● Directions for this task:
Gather, from the data below, each line in which the word "entities" occurs.

● Raw records:

■ ■ ■

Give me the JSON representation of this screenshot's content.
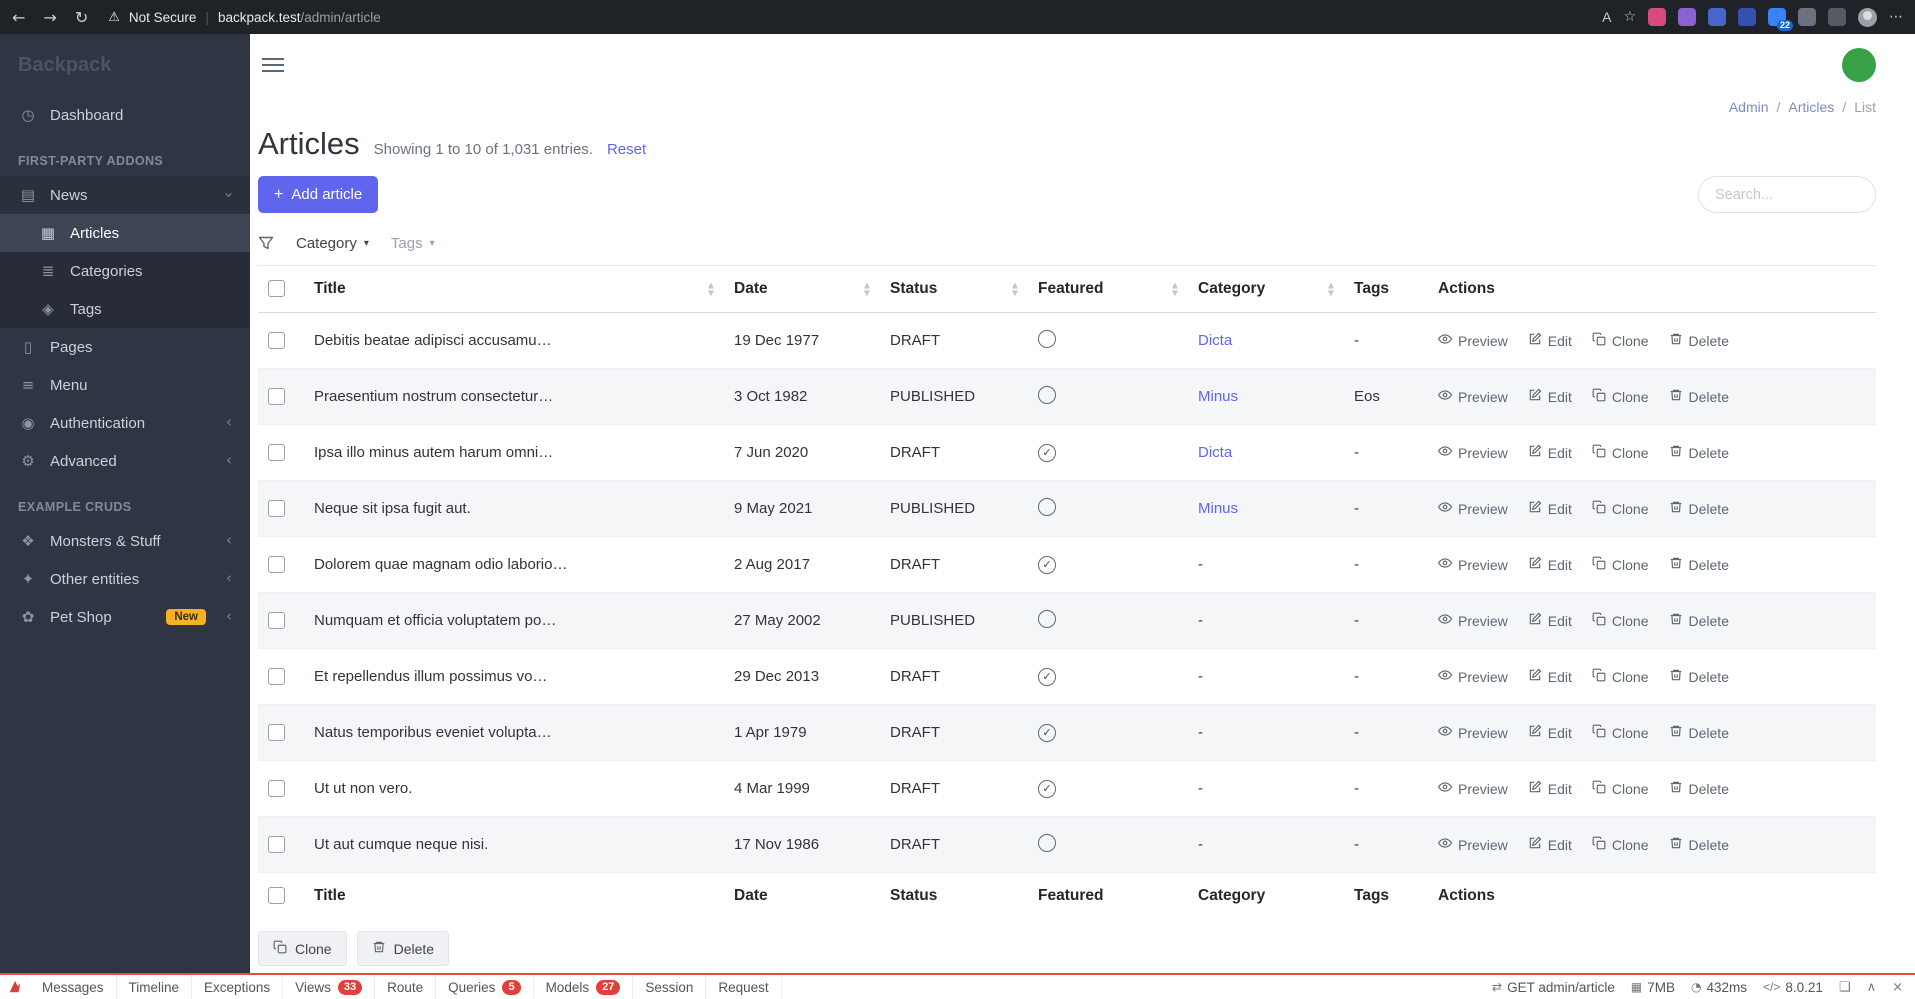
{
  "browser": {
    "security_label": "Not Secure",
    "url_host": "backpack.test",
    "url_path": "/admin/article",
    "extension_badge": "22"
  },
  "sidebar": {
    "logo": "Backpack",
    "items": [
      {
        "type": "link",
        "label": "Dashboard",
        "icon": "gauge-icon"
      },
      {
        "type": "section",
        "label": "FIRST-PARTY ADDONS"
      },
      {
        "type": "group",
        "label": "News",
        "icon": "newspaper-icon",
        "chevron": "down"
      },
      {
        "type": "sublink",
        "label": "Articles",
        "icon": "article-icon",
        "active": true
      },
      {
        "type": "sublink",
        "label": "Categories",
        "icon": "categories-icon"
      },
      {
        "type": "sublink",
        "label": "Tags",
        "icon": "tag-icon"
      },
      {
        "type": "link",
        "label": "Pages",
        "icon": "page-icon"
      },
      {
        "type": "link",
        "label": "Menu",
        "icon": "menu-icon"
      },
      {
        "type": "group",
        "label": "Authentication",
        "icon": "users-icon",
        "chevron": "left"
      },
      {
        "type": "group",
        "label": "Advanced",
        "icon": "advanced-icon",
        "chevron": "left"
      },
      {
        "type": "section",
        "label": "EXAMPLE CRUDS"
      },
      {
        "type": "group",
        "label": "Monsters & Stuff",
        "icon": "monster-icon",
        "chevron": "left"
      },
      {
        "type": "group",
        "label": "Other entities",
        "icon": "entities-icon",
        "chevron": "left"
      },
      {
        "type": "group",
        "label": "Pet Shop",
        "icon": "paw-icon",
        "badge": "New",
        "chevron": "left"
      }
    ]
  },
  "breadcrumb": {
    "separator": "/",
    "items": [
      {
        "label": "Admin",
        "link": true
      },
      {
        "label": "Articles",
        "link": true
      },
      {
        "label": "List",
        "link": false
      }
    ]
  },
  "page": {
    "title": "Articles",
    "subtitle": "Showing 1 to 10 of 1,031 entries.",
    "reset_label": "Reset",
    "add_button": "Add article",
    "search_placeholder": "Search...",
    "filters": [
      {
        "label": "Category",
        "muted": false
      },
      {
        "label": "Tags",
        "muted": true
      }
    ]
  },
  "table": {
    "columns": [
      "Title",
      "Date",
      "Status",
      "Featured",
      "Category",
      "Tags",
      "Actions"
    ],
    "sortable": [
      "Title",
      "Date",
      "Status",
      "Featured",
      "Category"
    ],
    "actions": [
      "Preview",
      "Edit",
      "Clone",
      "Delete"
    ],
    "rows": [
      {
        "title": "Debitis beatae adipisci accusamu…",
        "date": "19 Dec 1977",
        "status": "DRAFT",
        "featured": false,
        "category": "Dicta",
        "category_link": true,
        "tags": "-"
      },
      {
        "title": "Praesentium nostrum consectetur…",
        "date": "3 Oct 1982",
        "status": "PUBLISHED",
        "featured": false,
        "category": "Minus",
        "category_link": true,
        "tags": "Eos"
      },
      {
        "title": "Ipsa illo minus autem harum omni…",
        "date": "7 Jun 2020",
        "status": "DRAFT",
        "featured": true,
        "category": "Dicta",
        "category_link": true,
        "tags": "-"
      },
      {
        "title": "Neque sit ipsa fugit aut.",
        "date": "9 May 2021",
        "status": "PUBLISHED",
        "featured": false,
        "category": "Minus",
        "category_link": true,
        "tags": "-"
      },
      {
        "title": "Dolorem quae magnam odio laborio…",
        "date": "2 Aug 2017",
        "status": "DRAFT",
        "featured": true,
        "category": "-",
        "category_link": false,
        "tags": "-"
      },
      {
        "title": "Numquam et officia voluptatem po…",
        "date": "27 May 2002",
        "status": "PUBLISHED",
        "featured": false,
        "category": "-",
        "category_link": false,
        "tags": "-"
      },
      {
        "title": "Et repellendus illum possimus vo…",
        "date": "29 Dec 2013",
        "status": "DRAFT",
        "featured": true,
        "category": "-",
        "category_link": false,
        "tags": "-"
      },
      {
        "title": "Natus temporibus eveniet volupta…",
        "date": "1 Apr 1979",
        "status": "DRAFT",
        "featured": true,
        "category": "-",
        "category_link": false,
        "tags": "-"
      },
      {
        "title": "Ut ut non vero.",
        "date": "4 Mar 1999",
        "status": "DRAFT",
        "featured": true,
        "category": "-",
        "category_link": false,
        "tags": "-"
      },
      {
        "title": "Ut aut cumque neque nisi.",
        "date": "17 Nov 1986",
        "status": "DRAFT",
        "featured": false,
        "category": "-",
        "category_link": false,
        "tags": "-"
      }
    ]
  },
  "bulk_actions": {
    "clone": "Clone",
    "delete": "Delete"
  },
  "debugbar": {
    "tabs": [
      {
        "label": "Messages"
      },
      {
        "label": "Timeline"
      },
      {
        "label": "Exceptions"
      },
      {
        "label": "Views",
        "badge": "33"
      },
      {
        "label": "Route"
      },
      {
        "label": "Queries",
        "badge": "5"
      },
      {
        "label": "Models",
        "badge": "27"
      },
      {
        "label": "Session"
      },
      {
        "label": "Request"
      }
    ],
    "request": "GET admin/article",
    "memory": "7MB",
    "time": "432ms",
    "php_version": "8.0.21"
  },
  "colors": {
    "accent": "#6065ee",
    "sidebar_bg": "#2f3542",
    "badge_red": "#e0403a",
    "badge_new_bg": "#f6b024",
    "avatar_green": "#38a047"
  }
}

■ ■ ■

● Answer below:
        "label": "Other entities",
        "icon": "entities-icon",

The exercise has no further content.